To do:
Take the material and output all of it exactly.

• • •

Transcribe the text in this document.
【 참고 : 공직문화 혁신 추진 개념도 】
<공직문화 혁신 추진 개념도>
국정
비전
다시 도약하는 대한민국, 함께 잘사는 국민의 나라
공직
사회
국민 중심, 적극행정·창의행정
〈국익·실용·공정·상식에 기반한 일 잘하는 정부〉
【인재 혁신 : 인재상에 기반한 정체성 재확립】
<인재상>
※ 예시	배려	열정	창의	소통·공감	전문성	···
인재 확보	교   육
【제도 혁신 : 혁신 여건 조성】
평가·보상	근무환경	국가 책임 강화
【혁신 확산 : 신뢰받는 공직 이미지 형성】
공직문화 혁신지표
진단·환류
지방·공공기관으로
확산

• • •

Solved problem:
Transcribe the text in this document.
【 참고 : 공직문화 혁신 추진 개념도 】
<공직문화 혁신 추진 개념도>
국정
비전
다시 도약하는 대한민국, 함께 잘사는 국민의 나라
공직
사회
국민 중심, 적극행정·창의행정
〈국익·실용·공정·상식에 기반한 일 잘하는 정부〉
【인재 혁신 : 인재상에 기반한 정체성 재확립】
<인재상>
※ 예시	배려	열정	창의	소통·공감	전문성	···
인재 확보	교   육
【제도 혁신 : 혁신 여건 조성】
평가·보상	근무환경	국가 책임 강화
【혁신 확산 : 신뢰받는 공직 이미지 형성】
공직문화 혁신지표
진단·환류
지방·공공기관으로
확산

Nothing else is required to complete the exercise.